'''

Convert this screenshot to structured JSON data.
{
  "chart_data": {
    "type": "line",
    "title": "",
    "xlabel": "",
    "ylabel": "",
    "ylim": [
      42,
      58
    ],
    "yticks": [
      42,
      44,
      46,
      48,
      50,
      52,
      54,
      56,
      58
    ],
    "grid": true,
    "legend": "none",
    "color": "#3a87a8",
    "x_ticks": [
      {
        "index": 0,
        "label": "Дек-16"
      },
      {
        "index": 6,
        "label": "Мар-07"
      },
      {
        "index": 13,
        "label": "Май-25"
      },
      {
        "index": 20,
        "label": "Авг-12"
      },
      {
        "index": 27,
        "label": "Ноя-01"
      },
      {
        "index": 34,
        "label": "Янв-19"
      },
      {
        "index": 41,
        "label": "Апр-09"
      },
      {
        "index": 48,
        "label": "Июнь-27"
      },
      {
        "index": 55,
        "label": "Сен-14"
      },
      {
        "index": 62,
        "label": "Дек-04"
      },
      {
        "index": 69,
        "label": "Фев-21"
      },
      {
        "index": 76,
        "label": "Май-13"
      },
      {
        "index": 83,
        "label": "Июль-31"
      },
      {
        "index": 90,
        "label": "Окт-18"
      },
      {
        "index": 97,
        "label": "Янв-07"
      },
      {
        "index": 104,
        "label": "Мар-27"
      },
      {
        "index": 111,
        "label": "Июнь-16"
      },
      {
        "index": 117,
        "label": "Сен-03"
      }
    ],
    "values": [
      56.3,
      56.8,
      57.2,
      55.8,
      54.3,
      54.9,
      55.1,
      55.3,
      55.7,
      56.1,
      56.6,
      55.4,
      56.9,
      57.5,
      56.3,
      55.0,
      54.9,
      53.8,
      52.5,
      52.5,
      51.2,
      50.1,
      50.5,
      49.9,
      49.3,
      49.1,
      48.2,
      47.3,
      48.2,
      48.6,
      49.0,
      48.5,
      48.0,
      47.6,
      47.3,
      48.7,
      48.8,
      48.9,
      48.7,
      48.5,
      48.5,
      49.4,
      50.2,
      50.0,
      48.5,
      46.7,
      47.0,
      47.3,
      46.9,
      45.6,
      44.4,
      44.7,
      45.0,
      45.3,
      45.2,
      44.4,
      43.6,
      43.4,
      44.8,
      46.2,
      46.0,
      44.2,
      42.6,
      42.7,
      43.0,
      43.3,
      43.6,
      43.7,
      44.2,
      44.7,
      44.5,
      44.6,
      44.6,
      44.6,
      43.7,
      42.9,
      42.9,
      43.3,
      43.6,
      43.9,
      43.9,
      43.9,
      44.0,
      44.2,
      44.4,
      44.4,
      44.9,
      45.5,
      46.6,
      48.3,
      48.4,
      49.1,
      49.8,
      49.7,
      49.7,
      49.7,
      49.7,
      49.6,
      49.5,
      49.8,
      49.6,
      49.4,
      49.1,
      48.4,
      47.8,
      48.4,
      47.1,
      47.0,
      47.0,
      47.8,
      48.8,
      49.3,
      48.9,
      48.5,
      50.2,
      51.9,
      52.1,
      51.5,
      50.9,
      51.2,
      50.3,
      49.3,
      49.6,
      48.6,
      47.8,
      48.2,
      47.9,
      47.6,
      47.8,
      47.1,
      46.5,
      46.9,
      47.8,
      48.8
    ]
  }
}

'''

## REQUIREMENTS
Write out every line from the records above, word for word.

## PROBLEM SOLUTION
Convert this screenshot to structured JSON data.
{
  "chart_data": {
    "type": "line",
    "title": "",
    "xlabel": "",
    "ylabel": "",
    "ylim": [
      42,
      58
    ],
    "yticks": [
      42,
      44,
      46,
      48,
      50,
      52,
      54,
      56,
      58
    ],
    "grid": true,
    "legend": "none",
    "color": "#3a87a8",
    "x_ticks": [
      {
        "index": 0,
        "label": "Дек-16"
      },
      {
        "index": 6,
        "label": "Мар-07"
      },
      {
        "index": 13,
        "label": "Май-25"
      },
      {
        "index": 20,
        "label": "Авг-12"
      },
      {
        "index": 27,
        "label": "Ноя-01"
      },
      {
        "index": 34,
        "label": "Янв-19"
      },
      {
        "index": 41,
        "label": "Апр-09"
      },
      {
        "index": 48,
        "label": "Июнь-27"
      },
      {
        "index": 55,
        "label": "Сен-14"
      },
      {
        "index": 62,
        "label": "Дек-04"
      },
      {
        "index": 69,
        "label": "Фев-21"
      },
      {
        "index": 76,
        "label": "Май-13"
      },
      {
        "index": 83,
        "label": "Июль-31"
      },
      {
        "index": 90,
        "label": "Окт-18"
      },
      {
        "index": 97,
        "label": "Янв-07"
      },
      {
        "index": 104,
        "label": "Мар-27"
      },
      {
        "index": 111,
        "label": "Июнь-16"
      },
      {
        "index": 117,
        "label": "Сен-03"
      }
    ],
    "values": [
      56.3,
      56.8,
      57.2,
      55.8,
      54.3,
      54.9,
      55.1,
      55.3,
      55.7,
      56.1,
      56.6,
      55.4,
      56.9,
      57.5,
      56.3,
      55.0,
      54.9,
      53.8,
      52.5,
      52.5,
      51.2,
      50.1,
      50.5,
      49.9,
      49.3,
      49.1,
      48.2,
      47.3,
      48.2,
      48.6,
      49.0,
      48.5,
      48.0,
      47.6,
      47.3,
      48.7,
      48.8,
      48.9,
      48.7,
      48.5,
      48.5,
      49.4,
      50.2,
      50.0,
      48.5,
      46.7,
      47.0,
      47.3,
      46.9,
      45.6,
      44.4,
      44.7,
      45.0,
      45.3,
      45.2,
      44.4,
      43.6,
      43.4,
      44.8,
      46.2,
      46.0,
      44.2,
      42.6,
      42.7,
      43.0,
      43.3,
      43.6,
      43.7,
      44.2,
      44.7,
      44.5,
      44.6,
      44.6,
      44.6,
      43.7,
      42.9,
      42.9,
      43.3,
      43.6,
      43.9,
      43.9,
      43.9,
      44.0,
      44.2,
      44.4,
      44.4,
      44.9,
      45.5,
      46.6,
      48.3,
      48.4,
      49.1,
      49.8,
      49.7,
      49.7,
      49.7,
      49.7,
      49.6,
      49.5,
      49.8,
      49.6,
      49.4,
      49.1,
      48.4,
      47.8,
      48.4,
      47.1,
      47.0,
      47.0,
      47.8,
      48.8,
      49.3,
      48.9,
      48.5,
      50.2,
      51.9,
      52.1,
      51.5,
      50.9,
      51.2,
      50.3,
      49.3,
      49.6,
      48.6,
      47.8,
      48.2,
      47.9,
      47.6,
      47.8,
      47.1,
      46.5,
      46.9,
      47.8,
      48.8
    ]
  }
}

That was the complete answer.